▶ **Materials provided**
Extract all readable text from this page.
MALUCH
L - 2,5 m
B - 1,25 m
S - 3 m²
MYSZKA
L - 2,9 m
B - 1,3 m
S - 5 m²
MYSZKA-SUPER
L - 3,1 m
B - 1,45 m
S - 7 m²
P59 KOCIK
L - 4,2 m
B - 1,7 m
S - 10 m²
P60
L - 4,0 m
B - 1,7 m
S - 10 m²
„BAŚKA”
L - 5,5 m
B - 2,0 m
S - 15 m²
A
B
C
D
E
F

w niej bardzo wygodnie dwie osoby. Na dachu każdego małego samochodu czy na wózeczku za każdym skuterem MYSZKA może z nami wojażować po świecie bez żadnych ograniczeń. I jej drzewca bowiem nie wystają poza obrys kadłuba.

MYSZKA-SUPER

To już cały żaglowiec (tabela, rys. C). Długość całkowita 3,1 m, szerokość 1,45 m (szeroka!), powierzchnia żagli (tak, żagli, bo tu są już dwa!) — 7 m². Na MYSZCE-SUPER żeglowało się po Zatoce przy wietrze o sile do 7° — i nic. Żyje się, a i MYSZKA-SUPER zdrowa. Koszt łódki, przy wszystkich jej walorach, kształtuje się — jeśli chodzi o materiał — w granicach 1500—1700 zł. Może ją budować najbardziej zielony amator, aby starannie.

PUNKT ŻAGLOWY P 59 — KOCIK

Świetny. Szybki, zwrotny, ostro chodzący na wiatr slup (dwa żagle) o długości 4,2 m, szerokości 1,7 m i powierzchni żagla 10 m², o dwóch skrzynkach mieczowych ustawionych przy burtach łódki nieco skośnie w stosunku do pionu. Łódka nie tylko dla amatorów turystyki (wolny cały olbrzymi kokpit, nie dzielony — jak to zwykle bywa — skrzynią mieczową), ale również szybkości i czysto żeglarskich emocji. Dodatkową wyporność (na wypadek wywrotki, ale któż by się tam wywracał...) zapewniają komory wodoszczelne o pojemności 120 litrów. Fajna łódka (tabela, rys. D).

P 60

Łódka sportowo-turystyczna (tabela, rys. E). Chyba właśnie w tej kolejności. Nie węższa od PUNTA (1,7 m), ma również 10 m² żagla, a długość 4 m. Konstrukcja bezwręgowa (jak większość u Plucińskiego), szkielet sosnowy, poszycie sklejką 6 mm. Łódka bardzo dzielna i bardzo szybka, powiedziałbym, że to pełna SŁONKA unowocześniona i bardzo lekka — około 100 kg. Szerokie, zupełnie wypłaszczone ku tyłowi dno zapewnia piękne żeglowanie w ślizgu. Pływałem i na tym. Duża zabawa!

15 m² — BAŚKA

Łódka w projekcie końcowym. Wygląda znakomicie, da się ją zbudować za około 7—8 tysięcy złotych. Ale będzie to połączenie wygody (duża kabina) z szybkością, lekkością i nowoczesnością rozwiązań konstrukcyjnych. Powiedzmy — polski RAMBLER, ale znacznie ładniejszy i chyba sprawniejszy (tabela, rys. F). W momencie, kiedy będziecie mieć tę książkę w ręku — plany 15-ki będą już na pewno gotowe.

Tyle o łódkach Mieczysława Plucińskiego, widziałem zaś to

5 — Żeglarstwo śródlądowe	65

▶ **Problem**
Every entry above should be retyped exactly as shown.

▶ **Response below**
Extract all readable text from this page.
MALUCH
L - 2,5 m
B - 1,25 m
S - 3 m²
MYSZKA
L - 2,9 m
B - 1,3 m
S - 5 m²
MYSZKA-SUPER
L - 3,1 m
B - 1,45 m
S - 7 m²
P59 KOCIK
L - 4,2 m
B - 1,7 m
S - 10 m²
P60
L - 4,0 m
B - 1,7 m
S - 10 m²
„BAŚKA”
L - 5,5 m
B - 2,0 m
S - 15 m²
A
B
C
D
E
F

w niej bardzo wygodnie dwie osoby. Na dachu każdego małego samochodu czy na wózeczku za każdym skuterem MYSZKA może z nami wojażować po świecie bez żadnych ograniczeń. I jej drzewca bowiem nie wystają poza obrys kadłuba.

MYSZKA-SUPER

To już cały żaglowiec (tabela, rys. C). Długość całkowita 3,1 m, szerokość 1,45 m (szeroka!), powierzchnia żagli (tak, żagli, bo tu są już dwa!) — 7 m². Na MYSZCE-SUPER żeglowało się po Zatoce przy wietrze o sile do 7° — i nic. Żyje się, a i MYSZKA-SUPER zdrowa. Koszt łódki, przy wszystkich jej walorach, kształtuje się — jeśli chodzi o materiał — w granicach 1500—1700 zł. Może ją budować najbardziej zielony amator, aby starannie.

PUNKT ŻAGLOWY P 59 — KOCIK

Świetny. Szybki, zwrotny, ostro chodzący na wiatr slup (dwa żagle) o długości 4,2 m, szerokości 1,7 m i powierzchni żagla 10 m², o dwóch skrzynkach mieczowych ustawionych przy burtach łódki nieco skośnie w stosunku do pionu. Łódka nie tylko dla amatorów turystyki (wolny cały olbrzymi kokpit, nie dzielony — jak to zwykle bywa — skrzynią mieczową), ale również szybkości i czysto żeglarskich emocji. Dodatkową wyporność (na wypadek wywrotki, ale któż by się tam wywracał...) zapewniają komory wodoszczelne o pojemności 120 litrów. Fajna łódka (tabela, rys. D).

P 60

Łódka sportowo-turystyczna (tabela, rys. E). Chyba właśnie w tej kolejności. Nie węższa od PUNTA (1,7 m), ma również 10 m² żagla, a długość 4 m. Konstrukcja bezwręgowa (jak większość u Plucińskiego), szkielet sosnowy, poszycie sklejką 6 mm. Łódka bardzo dzielna i bardzo szybka, powiedziałbym, że to pełna SŁONKA unowocześniona i bardzo lekka — około 100 kg. Szerokie, zupełnie wypłaszczone ku tyłowi dno zapewnia piękne żeglowanie w ślizgu. Pływałem i na tym. Duża zabawa!

15 m² — BAŚKA

Łódka w projekcie końcowym. Wygląda znakomicie, da się ją zbudować za około 7—8 tysięcy złotych. Ale będzie to połączenie wygody (duża kabina) z szybkością, lekkością i nowoczesnością rozwiązań konstrukcyjnych. Powiedzmy — polski RAMBLER, ale znacznie ładniejszy i chyba sprawniejszy (tabela, rys. F). W momencie, kiedy będziecie mieć tę książkę w ręku — plany 15-ki będą już na pewno gotowe.

Tyle o łódkach Mieczysława Plucińskiego, widziałem zaś to

5 — Żeglarstwo śródlądowe	65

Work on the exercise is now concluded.